TASK OBJECTIVE
Each line that follows is to be retyped exactly.

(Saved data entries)
****
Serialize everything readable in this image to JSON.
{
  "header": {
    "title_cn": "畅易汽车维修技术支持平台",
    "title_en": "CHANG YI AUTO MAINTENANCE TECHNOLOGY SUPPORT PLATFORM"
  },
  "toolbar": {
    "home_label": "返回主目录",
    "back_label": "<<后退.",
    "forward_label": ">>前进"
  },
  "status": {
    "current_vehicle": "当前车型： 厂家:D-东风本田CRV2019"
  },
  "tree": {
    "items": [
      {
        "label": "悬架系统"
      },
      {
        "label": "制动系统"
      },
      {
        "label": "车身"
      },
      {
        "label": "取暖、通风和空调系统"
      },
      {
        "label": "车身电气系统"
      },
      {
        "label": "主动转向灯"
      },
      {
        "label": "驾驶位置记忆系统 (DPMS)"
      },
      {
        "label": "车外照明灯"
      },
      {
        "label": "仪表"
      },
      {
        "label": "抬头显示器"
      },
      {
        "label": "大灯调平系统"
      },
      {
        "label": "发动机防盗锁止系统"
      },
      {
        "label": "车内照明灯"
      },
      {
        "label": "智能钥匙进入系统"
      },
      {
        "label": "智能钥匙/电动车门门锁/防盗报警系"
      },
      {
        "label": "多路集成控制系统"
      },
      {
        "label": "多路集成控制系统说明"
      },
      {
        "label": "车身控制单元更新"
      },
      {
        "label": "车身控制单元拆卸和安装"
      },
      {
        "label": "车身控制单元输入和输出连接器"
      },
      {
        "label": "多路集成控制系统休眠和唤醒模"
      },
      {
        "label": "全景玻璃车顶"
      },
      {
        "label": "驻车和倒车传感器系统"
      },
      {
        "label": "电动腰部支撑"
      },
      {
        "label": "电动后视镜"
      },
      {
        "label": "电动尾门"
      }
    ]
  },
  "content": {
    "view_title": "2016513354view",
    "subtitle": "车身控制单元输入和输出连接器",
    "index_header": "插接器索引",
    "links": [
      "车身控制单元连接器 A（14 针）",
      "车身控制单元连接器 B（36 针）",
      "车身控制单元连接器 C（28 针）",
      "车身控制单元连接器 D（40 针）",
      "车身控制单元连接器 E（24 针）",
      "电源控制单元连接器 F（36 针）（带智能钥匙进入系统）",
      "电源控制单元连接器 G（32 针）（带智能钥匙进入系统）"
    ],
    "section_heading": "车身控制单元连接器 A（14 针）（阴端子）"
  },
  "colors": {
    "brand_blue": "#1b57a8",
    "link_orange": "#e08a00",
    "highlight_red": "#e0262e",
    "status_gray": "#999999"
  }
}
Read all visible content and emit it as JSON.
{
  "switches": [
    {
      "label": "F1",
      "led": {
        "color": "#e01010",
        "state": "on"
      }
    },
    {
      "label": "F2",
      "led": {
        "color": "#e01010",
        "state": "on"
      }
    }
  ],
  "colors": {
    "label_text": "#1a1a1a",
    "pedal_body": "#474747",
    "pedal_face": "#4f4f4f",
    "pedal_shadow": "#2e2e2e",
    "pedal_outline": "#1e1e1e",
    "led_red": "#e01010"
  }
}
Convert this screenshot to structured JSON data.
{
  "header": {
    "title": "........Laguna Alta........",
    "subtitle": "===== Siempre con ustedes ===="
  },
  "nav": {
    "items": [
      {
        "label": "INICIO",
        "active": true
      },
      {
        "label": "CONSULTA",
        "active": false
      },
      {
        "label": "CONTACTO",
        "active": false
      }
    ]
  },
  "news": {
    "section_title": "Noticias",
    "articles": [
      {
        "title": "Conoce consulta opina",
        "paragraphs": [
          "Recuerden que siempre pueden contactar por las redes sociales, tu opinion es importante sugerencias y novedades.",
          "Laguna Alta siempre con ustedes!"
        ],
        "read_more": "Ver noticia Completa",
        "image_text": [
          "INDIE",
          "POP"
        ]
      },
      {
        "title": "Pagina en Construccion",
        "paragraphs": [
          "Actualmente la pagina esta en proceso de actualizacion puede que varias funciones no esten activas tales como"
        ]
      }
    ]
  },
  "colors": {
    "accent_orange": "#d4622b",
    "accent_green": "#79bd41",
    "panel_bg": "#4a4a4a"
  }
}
****
OUTPUT BELOW
Serialize everything readable in this image to JSON.
{
  "header": {
    "title_cn": "畅易汽车维修技术支持平台",
    "title_en": "CHANG YI AUTO MAINTENANCE TECHNOLOGY SUPPORT PLATFORM"
  },
  "toolbar": {
    "home_label": "返回主目录",
    "back_label": "<<后退.",
    "forward_label": ">>前进"
  },
  "status": {
    "current_vehicle": "当前车型： 厂家:D-东风本田CRV2019"
  },
  "tree": {
    "items": [
      {
        "label": "悬架系统"
      },
      {
        "label": "制动系统"
      },
      {
        "label": "车身"
      },
      {
        "label": "取暖、通风和空调系统"
      },
      {
        "label": "车身电气系统"
      },
      {
        "label": "主动转向灯"
      },
      {
        "label": "驾驶位置记忆系统 (DPMS)"
      },
      {
        "label": "车外照明灯"
      },
      {
        "label": "仪表"
      },
      {
        "label": "抬头显示器"
      },
      {
        "label": "大灯调平系统"
      },
      {
        "label": "发动机防盗锁止系统"
      },
      {
        "label": "车内照明灯"
      },
      {
        "label": "智能钥匙进入系统"
      },
      {
        "label": "智能钥匙/电动车门门锁/防盗报警系"
      },
      {
        "label": "多路集成控制系统"
      },
      {
        "label": "多路集成控制系统说明"
      },
      {
        "label": "车身控制单元更新"
      },
      {
        "label": "车身控制单元拆卸和安装"
      },
      {
        "label": "车身控制单元输入和输出连接器"
      },
      {
        "label": "多路集成控制系统休眠和唤醒模"
      },
      {
        "label": "全景玻璃车顶"
      },
      {
        "label": "驻车和倒车传感器系统"
      },
      {
        "label": "电动腰部支撑"
      },
      {
        "label": "电动后视镜"
      },
      {
        "label": "电动尾门"
      }
    ]
  },
  "content": {
    "view_title": "2016513354view",
    "subtitle": "车身控制单元输入和输出连接器",
    "index_header": "插接器索引",
    "links": [
      "车身控制单元连接器 A（14 针）",
      "车身控制单元连接器 B（36 针）",
      "车身控制单元连接器 C（28 针）",
      "车身控制单元连接器 D（40 针）",
      "车身控制单元连接器 E（24 针）",
      "电源控制单元连接器 F（36 针）（带智能钥匙进入系统）",
      "电源控制单元连接器 G（32 针）（带智能钥匙进入系统）"
    ],
    "section_heading": "车身控制单元连接器 A（14 针）（阴端子）"
  },
  "colors": {
    "brand_blue": "#1b57a8",
    "link_orange": "#e08a00",
    "highlight_red": "#e0262e",
    "status_gray": "#999999"
  }
}
Read all visible content and emit it as JSON.
{
  "switches": [
    {
      "label": "F1",
      "led": {
        "color": "#e01010",
        "state": "on"
      }
    },
    {
      "label": "F2",
      "led": {
        "color": "#e01010",
        "state": "on"
      }
    }
  ],
  "colors": {
    "label_text": "#1a1a1a",
    "pedal_body": "#474747",
    "pedal_face": "#4f4f4f",
    "pedal_shadow": "#2e2e2e",
    "pedal_outline": "#1e1e1e",
    "led_red": "#e01010"
  }
}
Convert this screenshot to structured JSON data.
{
  "header": {
    "title": "........Laguna Alta........",
    "subtitle": "===== Siempre con ustedes ===="
  },
  "nav": {
    "items": [
      {
        "label": "INICIO",
        "active": true
      },
      {
        "label": "CONSULTA",
        "active": false
      },
      {
        "label": "CONTACTO",
        "active": false
      }
    ]
  },
  "news": {
    "section_title": "Noticias",
    "articles": [
      {
        "title": "Conoce consulta opina",
        "paragraphs": [
          "Recuerden que siempre pueden contactar por las redes sociales, tu opinion es importante sugerencias y novedades.",
          "Laguna Alta siempre con ustedes!"
        ],
        "read_more": "Ver noticia Completa",
        "image_text": [
          "INDIE",
          "POP"
        ]
      },
      {
        "title": "Pagina en Construccion",
        "paragraphs": [
          "Actualmente la pagina esta en proceso de actualizacion puede que varias funciones no esten activas tales como"
        ]
      }
    ]
  },
  "colors": {
    "accent_orange": "#d4622b",
    "accent_green": "#79bd41",
    "panel_bg": "#4a4a4a"
  }
}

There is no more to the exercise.